Saved data entries:
■ ■ ■ ■ ■
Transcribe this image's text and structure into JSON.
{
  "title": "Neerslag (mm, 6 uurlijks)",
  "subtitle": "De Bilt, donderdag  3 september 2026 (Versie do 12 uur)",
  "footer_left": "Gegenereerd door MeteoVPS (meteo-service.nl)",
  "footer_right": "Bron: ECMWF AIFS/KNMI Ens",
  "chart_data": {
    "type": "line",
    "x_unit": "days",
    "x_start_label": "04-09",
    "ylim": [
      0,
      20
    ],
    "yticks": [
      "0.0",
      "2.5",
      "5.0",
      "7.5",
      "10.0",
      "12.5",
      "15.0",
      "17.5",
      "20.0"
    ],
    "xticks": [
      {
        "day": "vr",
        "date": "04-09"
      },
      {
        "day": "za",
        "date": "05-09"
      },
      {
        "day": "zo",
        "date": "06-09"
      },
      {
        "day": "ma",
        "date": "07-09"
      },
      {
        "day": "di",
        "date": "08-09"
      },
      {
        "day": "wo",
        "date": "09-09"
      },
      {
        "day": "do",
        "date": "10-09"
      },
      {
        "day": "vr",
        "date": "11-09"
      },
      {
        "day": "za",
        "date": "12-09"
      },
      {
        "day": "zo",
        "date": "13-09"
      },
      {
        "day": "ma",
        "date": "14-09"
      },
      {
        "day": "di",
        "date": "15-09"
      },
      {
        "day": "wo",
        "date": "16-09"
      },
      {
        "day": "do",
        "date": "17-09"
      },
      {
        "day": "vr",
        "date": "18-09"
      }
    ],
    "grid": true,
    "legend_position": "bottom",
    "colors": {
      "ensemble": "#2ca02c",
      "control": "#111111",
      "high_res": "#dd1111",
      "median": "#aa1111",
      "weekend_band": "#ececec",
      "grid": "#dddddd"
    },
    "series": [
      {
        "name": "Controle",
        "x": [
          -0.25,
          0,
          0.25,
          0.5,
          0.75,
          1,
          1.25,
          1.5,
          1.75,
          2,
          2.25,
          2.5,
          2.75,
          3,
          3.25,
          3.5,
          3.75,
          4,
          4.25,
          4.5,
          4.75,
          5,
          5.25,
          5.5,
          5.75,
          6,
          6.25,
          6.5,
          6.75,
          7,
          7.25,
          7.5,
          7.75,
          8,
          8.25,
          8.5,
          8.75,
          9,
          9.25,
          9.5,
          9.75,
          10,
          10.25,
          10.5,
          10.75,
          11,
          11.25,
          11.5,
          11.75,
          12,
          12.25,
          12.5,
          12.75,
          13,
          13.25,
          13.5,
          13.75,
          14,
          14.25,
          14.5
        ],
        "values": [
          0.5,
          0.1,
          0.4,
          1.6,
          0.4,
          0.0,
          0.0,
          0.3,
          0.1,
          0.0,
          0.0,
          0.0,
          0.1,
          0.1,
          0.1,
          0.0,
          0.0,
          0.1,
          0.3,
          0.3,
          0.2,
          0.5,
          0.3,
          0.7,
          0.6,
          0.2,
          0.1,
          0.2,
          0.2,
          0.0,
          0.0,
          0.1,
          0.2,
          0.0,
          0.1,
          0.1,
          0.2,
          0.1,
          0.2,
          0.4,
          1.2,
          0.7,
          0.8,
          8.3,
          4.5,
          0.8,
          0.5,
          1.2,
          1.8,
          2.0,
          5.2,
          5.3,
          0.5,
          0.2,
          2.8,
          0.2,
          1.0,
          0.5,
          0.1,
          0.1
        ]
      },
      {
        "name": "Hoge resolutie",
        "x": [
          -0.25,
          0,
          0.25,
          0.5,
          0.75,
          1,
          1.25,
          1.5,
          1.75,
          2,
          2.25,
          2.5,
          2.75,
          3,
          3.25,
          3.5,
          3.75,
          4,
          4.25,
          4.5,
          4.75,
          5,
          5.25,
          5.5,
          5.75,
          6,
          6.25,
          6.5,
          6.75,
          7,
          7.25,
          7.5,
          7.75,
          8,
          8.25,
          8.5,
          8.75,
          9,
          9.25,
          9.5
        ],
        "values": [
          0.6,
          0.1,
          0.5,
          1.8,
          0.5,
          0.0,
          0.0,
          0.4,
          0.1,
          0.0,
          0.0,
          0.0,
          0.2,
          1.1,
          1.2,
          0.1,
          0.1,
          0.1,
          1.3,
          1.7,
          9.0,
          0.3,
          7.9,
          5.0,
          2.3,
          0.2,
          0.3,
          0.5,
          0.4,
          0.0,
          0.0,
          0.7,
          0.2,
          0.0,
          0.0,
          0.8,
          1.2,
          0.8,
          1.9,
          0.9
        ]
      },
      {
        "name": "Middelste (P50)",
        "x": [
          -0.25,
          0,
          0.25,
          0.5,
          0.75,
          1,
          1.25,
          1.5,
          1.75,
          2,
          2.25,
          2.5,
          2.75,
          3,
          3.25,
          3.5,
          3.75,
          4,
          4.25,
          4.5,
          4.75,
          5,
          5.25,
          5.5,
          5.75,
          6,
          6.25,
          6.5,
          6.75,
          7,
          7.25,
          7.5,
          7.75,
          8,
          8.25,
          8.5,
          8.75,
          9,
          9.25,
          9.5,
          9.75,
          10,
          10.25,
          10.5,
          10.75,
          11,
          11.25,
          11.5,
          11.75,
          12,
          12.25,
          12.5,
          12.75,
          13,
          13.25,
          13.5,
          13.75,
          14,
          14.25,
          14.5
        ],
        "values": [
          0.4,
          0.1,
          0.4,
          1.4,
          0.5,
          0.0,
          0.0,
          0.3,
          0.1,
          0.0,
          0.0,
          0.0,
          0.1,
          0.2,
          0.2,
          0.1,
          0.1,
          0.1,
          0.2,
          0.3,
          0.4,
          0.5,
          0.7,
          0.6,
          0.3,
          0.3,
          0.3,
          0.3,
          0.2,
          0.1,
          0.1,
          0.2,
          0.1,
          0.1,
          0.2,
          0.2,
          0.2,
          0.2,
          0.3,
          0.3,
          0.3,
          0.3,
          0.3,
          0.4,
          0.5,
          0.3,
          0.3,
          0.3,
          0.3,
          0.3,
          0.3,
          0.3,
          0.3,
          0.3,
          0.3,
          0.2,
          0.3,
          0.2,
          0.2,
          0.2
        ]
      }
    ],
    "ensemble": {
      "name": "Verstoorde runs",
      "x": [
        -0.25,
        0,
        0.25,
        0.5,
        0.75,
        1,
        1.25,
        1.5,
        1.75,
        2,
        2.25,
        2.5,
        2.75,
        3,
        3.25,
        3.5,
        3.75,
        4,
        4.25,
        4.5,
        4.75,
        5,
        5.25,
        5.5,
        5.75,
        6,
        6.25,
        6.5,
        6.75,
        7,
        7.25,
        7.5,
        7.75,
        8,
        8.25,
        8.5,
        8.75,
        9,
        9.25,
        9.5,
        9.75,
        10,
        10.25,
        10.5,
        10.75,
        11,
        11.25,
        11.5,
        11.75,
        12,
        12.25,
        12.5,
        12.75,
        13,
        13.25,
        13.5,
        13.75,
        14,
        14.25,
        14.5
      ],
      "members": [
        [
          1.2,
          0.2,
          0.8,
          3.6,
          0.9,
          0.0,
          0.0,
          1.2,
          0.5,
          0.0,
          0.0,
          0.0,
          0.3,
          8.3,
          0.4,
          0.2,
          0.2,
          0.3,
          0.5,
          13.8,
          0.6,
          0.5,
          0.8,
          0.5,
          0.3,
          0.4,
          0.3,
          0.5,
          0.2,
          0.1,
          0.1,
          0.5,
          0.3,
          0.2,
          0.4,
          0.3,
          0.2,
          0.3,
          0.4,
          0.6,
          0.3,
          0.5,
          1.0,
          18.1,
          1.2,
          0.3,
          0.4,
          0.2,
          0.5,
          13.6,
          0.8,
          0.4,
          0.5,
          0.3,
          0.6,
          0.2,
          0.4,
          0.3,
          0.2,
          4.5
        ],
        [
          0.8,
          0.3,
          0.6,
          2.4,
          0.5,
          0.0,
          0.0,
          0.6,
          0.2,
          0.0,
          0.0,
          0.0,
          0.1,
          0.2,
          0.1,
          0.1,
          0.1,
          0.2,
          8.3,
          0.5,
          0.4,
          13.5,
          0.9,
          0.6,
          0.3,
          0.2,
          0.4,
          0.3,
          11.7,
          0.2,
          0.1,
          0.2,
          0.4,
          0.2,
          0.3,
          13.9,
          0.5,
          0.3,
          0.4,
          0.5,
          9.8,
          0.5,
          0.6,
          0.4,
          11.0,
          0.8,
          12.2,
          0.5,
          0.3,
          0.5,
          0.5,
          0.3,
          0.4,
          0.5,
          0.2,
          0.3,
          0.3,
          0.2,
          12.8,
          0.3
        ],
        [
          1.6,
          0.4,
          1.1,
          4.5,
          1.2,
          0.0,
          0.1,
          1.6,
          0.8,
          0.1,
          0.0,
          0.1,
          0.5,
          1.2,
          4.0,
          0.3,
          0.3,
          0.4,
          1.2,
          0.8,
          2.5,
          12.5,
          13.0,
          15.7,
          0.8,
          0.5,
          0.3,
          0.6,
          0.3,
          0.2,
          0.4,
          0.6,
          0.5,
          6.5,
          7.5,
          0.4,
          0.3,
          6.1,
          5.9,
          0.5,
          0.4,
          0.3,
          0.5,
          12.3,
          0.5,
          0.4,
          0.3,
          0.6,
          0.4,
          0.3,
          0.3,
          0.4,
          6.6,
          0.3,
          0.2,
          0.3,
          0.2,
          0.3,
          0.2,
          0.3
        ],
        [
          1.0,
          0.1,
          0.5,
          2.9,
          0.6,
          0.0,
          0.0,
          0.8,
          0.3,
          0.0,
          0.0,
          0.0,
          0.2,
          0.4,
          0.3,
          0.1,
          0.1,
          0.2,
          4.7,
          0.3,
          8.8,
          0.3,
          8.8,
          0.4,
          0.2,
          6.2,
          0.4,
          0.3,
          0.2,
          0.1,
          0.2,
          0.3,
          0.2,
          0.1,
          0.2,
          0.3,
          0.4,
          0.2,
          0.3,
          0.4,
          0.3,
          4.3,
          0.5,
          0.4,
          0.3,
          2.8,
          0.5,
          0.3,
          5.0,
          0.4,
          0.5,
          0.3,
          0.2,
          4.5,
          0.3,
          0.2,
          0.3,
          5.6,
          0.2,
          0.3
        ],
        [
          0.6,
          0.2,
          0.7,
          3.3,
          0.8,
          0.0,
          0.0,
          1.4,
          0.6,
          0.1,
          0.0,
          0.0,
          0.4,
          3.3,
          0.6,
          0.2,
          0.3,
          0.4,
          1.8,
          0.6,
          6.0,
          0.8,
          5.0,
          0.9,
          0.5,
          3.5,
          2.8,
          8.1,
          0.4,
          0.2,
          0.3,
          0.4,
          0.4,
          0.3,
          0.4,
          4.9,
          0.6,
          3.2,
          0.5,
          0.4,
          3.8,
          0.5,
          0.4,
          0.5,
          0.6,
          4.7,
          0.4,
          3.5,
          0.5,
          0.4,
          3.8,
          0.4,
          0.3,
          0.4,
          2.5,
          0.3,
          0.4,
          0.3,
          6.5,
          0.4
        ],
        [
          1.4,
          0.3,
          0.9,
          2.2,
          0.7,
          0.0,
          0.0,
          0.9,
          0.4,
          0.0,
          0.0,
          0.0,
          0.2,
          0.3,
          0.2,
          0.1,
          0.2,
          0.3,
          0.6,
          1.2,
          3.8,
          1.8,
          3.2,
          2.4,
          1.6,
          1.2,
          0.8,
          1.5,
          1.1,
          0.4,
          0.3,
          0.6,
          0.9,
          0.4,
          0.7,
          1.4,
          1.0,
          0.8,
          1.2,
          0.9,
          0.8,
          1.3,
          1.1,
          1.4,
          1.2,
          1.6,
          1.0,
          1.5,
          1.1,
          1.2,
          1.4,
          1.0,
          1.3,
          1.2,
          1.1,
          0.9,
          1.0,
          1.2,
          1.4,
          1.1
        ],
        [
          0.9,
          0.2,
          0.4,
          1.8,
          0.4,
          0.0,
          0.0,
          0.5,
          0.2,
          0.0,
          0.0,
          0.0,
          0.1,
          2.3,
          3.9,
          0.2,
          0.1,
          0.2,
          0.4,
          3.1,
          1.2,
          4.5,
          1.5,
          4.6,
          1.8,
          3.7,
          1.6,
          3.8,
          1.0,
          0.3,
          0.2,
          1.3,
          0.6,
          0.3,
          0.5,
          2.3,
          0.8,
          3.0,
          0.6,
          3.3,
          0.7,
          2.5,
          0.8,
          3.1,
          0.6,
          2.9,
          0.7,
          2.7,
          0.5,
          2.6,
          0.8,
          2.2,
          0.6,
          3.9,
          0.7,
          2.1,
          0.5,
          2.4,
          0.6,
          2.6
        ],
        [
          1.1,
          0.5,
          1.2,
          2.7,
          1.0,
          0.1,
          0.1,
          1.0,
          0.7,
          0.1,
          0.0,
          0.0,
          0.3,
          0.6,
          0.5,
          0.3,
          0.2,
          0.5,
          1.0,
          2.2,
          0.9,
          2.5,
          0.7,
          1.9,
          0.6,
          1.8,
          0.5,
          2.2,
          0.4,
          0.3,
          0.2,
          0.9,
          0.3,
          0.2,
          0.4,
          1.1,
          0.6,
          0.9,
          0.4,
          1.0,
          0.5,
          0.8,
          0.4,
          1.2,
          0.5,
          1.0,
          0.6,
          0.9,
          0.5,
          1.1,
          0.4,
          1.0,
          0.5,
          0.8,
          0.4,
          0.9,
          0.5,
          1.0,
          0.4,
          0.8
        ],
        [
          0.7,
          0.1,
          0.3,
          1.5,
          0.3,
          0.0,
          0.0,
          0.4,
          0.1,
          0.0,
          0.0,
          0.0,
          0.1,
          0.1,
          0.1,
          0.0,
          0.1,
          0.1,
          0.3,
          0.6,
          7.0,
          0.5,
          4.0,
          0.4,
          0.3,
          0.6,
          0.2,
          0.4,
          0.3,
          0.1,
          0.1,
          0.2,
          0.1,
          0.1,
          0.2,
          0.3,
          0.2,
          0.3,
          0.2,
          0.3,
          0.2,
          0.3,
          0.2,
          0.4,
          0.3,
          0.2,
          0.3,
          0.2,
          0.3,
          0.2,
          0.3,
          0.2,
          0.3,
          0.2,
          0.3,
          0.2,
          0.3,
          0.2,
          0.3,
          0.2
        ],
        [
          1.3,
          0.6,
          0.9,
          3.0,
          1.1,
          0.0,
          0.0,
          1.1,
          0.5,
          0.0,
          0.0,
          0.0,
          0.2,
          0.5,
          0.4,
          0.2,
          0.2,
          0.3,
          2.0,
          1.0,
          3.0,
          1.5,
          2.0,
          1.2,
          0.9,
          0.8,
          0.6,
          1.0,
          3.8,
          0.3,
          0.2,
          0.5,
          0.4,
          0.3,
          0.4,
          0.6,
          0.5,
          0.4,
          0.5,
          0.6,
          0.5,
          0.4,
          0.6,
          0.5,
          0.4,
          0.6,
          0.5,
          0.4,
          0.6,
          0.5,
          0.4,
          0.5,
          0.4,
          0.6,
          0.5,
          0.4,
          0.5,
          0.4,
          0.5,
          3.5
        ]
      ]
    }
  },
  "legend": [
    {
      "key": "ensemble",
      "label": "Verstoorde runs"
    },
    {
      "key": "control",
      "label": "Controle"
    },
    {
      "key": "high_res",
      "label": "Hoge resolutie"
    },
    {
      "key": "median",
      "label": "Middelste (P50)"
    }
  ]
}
■ ■ ■ ■ ■
> [Task directions] Using the records above, list each line that includes "resolutie".

> [Final answer]
        "name": "Hoge resolutie",
      "label": "Hoge resolutie"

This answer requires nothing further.